[Begin The input]
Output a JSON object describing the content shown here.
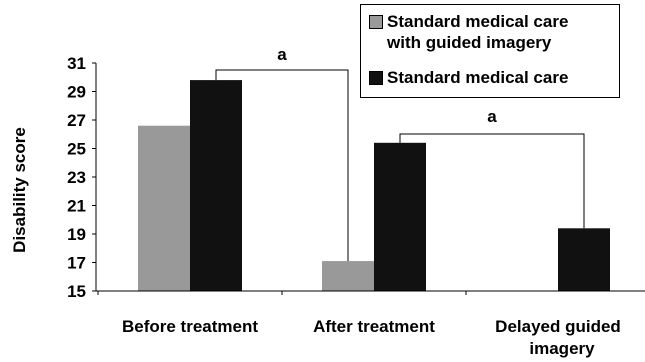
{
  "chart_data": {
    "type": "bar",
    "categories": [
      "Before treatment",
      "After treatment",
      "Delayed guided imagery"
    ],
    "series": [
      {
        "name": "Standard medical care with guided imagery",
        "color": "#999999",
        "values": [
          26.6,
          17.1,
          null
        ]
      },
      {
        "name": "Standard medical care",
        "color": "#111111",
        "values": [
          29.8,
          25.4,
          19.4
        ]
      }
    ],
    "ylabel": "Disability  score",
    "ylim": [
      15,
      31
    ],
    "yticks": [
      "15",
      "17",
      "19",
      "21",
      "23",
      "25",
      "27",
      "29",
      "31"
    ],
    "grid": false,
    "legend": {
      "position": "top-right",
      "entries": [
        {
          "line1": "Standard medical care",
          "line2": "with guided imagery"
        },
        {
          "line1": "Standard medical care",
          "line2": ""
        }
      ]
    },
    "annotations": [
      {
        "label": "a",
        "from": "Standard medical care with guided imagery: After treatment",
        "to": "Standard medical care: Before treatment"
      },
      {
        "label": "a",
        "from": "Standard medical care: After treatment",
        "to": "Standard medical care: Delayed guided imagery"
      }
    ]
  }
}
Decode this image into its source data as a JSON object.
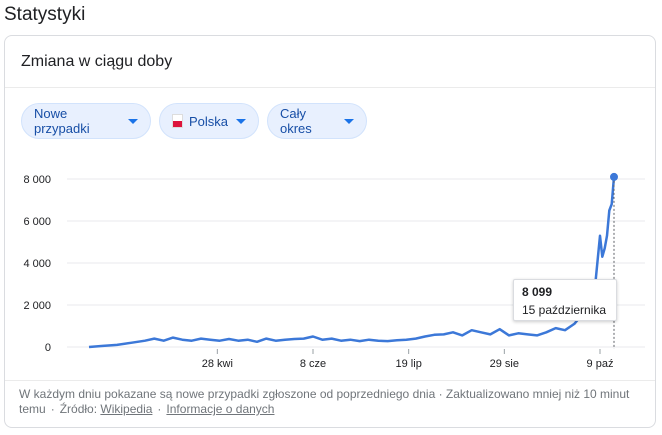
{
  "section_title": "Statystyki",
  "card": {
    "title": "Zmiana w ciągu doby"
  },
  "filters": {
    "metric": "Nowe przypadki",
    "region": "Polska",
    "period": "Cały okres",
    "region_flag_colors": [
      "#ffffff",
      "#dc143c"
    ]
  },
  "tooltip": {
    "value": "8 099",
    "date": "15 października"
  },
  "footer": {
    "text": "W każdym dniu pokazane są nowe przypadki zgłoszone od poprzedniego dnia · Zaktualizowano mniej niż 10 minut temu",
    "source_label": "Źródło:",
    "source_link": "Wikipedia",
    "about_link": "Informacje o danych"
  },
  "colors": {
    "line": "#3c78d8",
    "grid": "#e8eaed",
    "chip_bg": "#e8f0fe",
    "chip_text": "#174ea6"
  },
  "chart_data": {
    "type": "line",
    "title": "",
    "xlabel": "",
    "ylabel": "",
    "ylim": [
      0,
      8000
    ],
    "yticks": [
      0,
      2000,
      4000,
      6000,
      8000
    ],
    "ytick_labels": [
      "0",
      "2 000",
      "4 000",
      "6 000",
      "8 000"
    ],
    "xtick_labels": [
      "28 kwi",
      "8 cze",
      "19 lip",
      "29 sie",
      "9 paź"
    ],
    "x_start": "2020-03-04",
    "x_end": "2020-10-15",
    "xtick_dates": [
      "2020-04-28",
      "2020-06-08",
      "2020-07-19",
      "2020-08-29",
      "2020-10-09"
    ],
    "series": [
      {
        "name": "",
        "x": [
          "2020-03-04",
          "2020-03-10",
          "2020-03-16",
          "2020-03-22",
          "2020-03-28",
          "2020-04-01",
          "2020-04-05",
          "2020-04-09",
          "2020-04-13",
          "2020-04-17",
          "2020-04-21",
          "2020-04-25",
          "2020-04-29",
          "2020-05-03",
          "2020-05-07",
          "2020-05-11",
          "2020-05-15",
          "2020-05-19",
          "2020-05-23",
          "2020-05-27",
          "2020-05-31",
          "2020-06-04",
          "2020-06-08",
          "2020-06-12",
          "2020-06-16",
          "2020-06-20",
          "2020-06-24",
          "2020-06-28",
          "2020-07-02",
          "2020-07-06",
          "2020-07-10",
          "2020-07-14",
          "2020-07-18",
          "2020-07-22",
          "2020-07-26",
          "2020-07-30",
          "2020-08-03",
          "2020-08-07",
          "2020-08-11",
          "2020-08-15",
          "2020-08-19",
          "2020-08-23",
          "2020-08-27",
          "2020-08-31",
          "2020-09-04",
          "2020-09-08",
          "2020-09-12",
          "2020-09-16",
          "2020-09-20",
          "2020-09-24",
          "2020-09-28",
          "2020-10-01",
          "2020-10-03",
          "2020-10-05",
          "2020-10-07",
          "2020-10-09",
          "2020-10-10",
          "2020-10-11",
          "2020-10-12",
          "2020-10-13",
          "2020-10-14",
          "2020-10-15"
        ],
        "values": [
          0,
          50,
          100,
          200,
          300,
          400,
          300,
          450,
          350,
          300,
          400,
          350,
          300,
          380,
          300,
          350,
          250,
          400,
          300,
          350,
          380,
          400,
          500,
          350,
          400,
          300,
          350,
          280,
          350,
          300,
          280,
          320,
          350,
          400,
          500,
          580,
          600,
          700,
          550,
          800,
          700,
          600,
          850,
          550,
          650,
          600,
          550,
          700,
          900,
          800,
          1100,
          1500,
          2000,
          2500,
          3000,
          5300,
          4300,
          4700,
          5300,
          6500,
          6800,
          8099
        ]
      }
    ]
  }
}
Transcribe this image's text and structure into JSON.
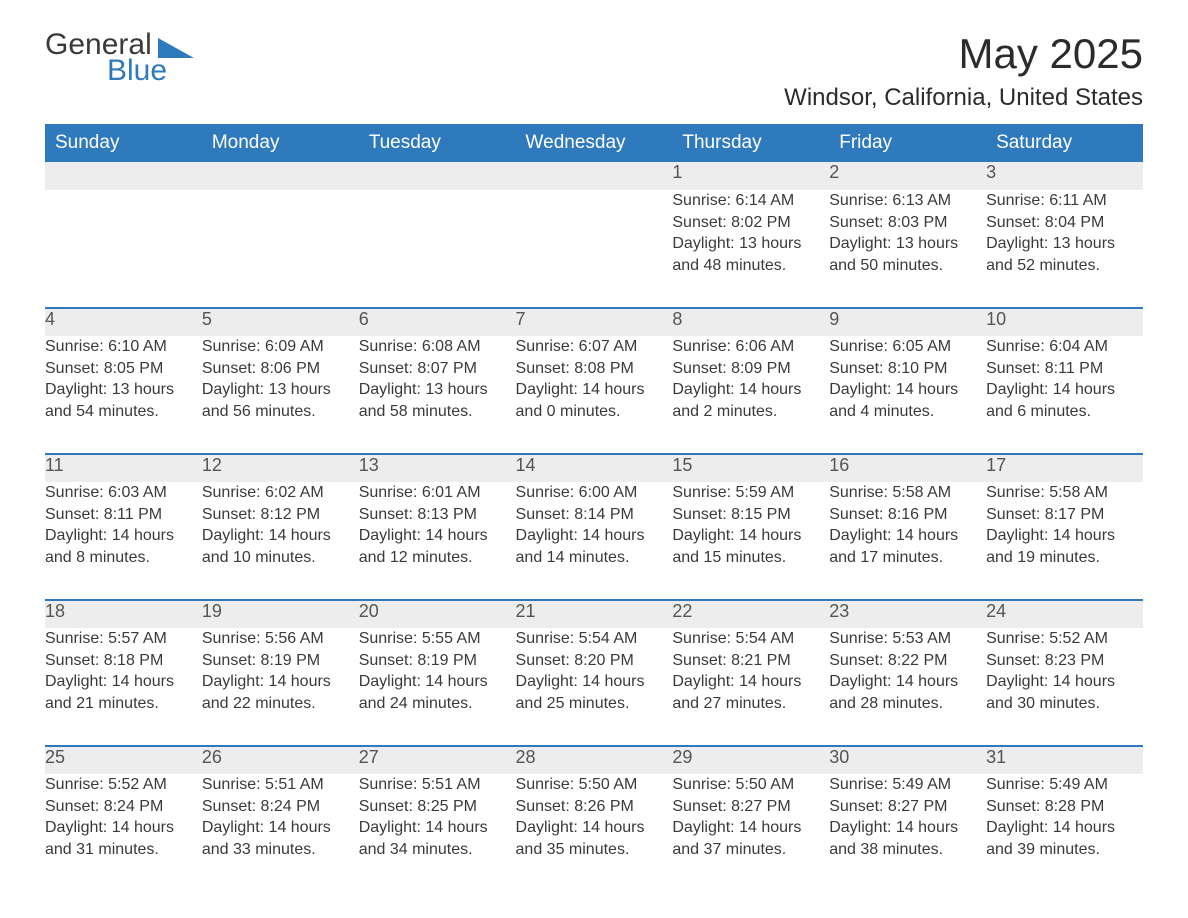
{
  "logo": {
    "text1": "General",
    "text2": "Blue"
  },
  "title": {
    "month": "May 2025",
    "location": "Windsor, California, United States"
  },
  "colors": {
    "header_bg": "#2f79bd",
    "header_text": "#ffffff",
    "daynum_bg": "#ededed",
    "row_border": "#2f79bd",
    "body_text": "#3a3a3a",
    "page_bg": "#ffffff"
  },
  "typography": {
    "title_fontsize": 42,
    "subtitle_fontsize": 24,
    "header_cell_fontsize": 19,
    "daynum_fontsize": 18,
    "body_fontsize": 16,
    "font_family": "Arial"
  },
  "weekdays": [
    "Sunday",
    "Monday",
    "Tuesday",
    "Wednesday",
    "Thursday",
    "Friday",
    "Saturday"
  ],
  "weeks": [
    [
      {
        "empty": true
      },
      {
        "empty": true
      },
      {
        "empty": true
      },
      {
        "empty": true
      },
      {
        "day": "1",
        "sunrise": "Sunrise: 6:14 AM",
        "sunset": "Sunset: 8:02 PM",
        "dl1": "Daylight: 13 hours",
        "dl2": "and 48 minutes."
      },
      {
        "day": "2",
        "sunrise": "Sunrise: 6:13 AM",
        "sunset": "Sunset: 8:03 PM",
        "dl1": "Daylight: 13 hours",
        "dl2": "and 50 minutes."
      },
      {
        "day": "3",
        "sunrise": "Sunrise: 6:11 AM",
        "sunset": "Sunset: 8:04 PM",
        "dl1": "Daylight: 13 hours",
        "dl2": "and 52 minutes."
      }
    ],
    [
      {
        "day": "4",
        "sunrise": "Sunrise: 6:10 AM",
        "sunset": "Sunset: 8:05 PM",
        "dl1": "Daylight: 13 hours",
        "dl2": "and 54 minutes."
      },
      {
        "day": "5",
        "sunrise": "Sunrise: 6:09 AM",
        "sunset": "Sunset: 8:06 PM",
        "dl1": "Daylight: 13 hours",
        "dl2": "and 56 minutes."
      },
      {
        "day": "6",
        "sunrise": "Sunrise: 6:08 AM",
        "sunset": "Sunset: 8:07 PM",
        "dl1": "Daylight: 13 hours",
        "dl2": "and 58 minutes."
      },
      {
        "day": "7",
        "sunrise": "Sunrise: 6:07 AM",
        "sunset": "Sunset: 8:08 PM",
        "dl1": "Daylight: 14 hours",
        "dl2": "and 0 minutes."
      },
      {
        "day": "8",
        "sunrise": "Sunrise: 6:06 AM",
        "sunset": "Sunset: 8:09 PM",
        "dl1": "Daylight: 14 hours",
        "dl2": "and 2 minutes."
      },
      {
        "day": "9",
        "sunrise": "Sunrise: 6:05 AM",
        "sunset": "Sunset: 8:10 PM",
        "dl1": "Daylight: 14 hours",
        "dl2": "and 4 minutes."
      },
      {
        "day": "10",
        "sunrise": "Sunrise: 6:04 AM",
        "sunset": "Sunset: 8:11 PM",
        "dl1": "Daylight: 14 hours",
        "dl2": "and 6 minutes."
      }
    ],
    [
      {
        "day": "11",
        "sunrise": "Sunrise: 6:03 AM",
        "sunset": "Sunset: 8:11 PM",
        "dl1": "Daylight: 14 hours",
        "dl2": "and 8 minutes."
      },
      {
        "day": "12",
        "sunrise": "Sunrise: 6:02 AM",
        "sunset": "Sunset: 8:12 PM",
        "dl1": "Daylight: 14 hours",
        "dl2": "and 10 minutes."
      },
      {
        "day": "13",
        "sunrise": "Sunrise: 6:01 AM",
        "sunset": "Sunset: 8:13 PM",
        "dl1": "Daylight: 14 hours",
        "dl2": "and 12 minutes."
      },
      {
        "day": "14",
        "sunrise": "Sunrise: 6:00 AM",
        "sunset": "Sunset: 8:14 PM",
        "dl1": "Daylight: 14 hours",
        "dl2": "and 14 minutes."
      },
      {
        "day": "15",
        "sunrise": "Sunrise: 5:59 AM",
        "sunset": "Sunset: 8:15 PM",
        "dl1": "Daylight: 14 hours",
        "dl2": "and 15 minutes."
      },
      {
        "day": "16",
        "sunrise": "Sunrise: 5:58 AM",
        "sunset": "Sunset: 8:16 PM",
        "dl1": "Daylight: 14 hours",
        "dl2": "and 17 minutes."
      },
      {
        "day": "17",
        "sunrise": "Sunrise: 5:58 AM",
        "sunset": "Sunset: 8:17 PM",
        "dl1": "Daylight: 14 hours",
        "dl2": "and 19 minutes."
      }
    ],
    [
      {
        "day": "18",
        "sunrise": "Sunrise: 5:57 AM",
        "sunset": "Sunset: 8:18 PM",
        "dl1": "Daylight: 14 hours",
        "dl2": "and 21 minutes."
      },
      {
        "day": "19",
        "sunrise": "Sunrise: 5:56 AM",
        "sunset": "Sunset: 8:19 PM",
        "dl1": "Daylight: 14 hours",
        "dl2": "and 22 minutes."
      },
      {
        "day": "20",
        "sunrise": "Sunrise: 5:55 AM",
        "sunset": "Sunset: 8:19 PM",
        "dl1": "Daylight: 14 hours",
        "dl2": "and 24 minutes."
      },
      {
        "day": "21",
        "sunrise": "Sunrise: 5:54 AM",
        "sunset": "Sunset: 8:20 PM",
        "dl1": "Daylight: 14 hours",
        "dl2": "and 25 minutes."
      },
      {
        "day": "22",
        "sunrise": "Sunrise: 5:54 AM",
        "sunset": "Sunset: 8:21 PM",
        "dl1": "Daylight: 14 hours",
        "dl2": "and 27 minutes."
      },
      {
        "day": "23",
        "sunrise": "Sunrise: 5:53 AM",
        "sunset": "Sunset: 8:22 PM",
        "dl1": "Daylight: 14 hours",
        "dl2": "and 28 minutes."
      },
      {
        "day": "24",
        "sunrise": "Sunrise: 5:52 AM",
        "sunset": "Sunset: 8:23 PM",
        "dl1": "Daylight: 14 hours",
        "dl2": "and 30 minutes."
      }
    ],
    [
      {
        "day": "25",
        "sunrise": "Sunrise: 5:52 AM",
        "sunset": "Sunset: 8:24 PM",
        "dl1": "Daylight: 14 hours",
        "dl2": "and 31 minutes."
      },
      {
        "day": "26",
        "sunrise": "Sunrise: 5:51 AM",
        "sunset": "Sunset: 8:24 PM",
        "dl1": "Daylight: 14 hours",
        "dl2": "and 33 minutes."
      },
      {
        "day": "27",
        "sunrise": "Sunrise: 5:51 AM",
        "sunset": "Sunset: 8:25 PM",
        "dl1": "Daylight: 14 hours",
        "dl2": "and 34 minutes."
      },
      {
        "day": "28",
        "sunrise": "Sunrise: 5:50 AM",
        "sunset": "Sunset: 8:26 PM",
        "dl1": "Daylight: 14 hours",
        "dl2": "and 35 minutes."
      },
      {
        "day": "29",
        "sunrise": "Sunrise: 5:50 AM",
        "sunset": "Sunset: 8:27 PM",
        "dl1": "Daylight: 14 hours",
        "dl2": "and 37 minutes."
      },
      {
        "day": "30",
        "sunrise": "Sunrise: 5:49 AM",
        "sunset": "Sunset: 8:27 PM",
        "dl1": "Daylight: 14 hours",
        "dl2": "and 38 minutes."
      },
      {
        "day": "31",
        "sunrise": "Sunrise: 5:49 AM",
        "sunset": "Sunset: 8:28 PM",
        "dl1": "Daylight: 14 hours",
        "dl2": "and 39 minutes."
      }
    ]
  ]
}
[End The input]
[Begin The input]
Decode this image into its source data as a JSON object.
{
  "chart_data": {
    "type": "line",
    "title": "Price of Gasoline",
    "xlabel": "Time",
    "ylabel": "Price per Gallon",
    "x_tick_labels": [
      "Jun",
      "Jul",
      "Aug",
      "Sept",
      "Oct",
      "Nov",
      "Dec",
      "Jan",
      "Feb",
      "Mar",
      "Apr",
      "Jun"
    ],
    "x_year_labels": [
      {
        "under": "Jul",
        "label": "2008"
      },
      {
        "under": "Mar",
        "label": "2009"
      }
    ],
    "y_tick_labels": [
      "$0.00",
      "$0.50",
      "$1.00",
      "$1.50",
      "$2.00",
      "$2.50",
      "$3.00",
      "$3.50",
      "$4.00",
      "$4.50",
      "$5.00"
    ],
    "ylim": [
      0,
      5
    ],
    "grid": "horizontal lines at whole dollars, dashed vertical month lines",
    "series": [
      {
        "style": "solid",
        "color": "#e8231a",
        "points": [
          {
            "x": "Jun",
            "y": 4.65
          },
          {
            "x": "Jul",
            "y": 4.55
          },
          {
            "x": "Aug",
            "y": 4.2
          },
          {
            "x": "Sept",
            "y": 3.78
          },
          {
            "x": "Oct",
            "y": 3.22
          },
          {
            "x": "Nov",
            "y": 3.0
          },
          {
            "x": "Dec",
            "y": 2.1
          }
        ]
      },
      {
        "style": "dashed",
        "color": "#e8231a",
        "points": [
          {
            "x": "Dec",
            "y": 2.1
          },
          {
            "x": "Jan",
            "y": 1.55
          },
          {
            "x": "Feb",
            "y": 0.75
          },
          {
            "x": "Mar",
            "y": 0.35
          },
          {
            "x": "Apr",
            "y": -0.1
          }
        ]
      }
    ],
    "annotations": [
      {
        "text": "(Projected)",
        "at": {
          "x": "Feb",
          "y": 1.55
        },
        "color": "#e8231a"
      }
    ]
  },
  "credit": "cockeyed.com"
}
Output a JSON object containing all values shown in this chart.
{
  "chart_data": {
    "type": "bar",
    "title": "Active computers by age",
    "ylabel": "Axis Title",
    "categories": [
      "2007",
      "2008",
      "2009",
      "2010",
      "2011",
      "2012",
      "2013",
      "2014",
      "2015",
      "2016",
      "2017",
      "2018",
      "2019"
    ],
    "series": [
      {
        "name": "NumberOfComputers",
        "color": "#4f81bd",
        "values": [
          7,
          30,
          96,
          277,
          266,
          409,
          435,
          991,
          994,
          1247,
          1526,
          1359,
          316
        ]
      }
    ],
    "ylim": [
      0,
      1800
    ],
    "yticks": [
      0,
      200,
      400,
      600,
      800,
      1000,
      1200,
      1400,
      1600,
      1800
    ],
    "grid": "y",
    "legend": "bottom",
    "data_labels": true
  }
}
[End The input]
* **Exercise brief**
List each line of the entries that holds the string "name".

* **Exercise output**
        "name": "Standard medical care with guided imagery",
        "name": "Standard medical care",
        "name": "",
        "name": "NumberOfComputers",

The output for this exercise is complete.